#### YOUR GOAL:
Repeat all of the material exactly as given.
* BEGIN *
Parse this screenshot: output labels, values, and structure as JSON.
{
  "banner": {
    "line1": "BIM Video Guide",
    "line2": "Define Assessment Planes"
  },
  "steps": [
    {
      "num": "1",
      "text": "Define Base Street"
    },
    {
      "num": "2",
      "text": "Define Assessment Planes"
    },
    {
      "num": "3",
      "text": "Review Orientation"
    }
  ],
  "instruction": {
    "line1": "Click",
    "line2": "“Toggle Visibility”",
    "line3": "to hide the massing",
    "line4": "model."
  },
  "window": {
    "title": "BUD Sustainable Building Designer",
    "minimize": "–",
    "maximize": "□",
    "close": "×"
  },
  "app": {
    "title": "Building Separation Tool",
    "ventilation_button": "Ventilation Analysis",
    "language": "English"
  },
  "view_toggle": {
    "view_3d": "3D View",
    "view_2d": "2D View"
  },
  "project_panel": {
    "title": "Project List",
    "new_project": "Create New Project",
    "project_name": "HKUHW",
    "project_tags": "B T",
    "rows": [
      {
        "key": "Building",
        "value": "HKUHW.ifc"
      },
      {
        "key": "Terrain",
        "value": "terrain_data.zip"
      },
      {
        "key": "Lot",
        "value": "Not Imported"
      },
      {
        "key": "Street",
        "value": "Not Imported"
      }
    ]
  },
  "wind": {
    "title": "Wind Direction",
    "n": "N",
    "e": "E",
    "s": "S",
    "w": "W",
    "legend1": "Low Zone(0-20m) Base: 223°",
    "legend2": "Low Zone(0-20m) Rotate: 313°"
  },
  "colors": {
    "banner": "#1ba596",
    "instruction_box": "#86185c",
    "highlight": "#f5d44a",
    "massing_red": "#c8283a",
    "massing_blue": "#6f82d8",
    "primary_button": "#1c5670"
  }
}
* END *
#### ANSWER TO THE PROBLEM:
Parse this screenshot: output labels, values, and structure as JSON.
{
  "banner": {
    "line1": "BIM Video Guide",
    "line2": "Define Assessment Planes"
  },
  "steps": [
    {
      "num": "1",
      "text": "Define Base Street"
    },
    {
      "num": "2",
      "text": "Define Assessment Planes"
    },
    {
      "num": "3",
      "text": "Review Orientation"
    }
  ],
  "instruction": {
    "line1": "Click",
    "line2": "“Toggle Visibility”",
    "line3": "to hide the massing",
    "line4": "model."
  },
  "window": {
    "title": "BUD Sustainable Building Designer",
    "minimize": "–",
    "maximize": "□",
    "close": "×"
  },
  "app": {
    "title": "Building Separation Tool",
    "ventilation_button": "Ventilation Analysis",
    "language": "English"
  },
  "view_toggle": {
    "view_3d": "3D View",
    "view_2d": "2D View"
  },
  "project_panel": {
    "title": "Project List",
    "new_project": "Create New Project",
    "project_name": "HKUHW",
    "project_tags": "B T",
    "rows": [
      {
        "key": "Building",
        "value": "HKUHW.ifc"
      },
      {
        "key": "Terrain",
        "value": "terrain_data.zip"
      },
      {
        "key": "Lot",
        "value": "Not Imported"
      },
      {
        "key": "Street",
        "value": "Not Imported"
      }
    ]
  },
  "wind": {
    "title": "Wind Direction",
    "n": "N",
    "e": "E",
    "s": "S",
    "w": "W",
    "legend1": "Low Zone(0-20m) Base: 223°",
    "legend2": "Low Zone(0-20m) Rotate: 313°"
  },
  "colors": {
    "banner": "#1ba596",
    "instruction_box": "#86185c",
    "highlight": "#f5d44a",
    "massing_red": "#c8283a",
    "massing_blue": "#6f82d8",
    "primary_button": "#1c5670"
  }
}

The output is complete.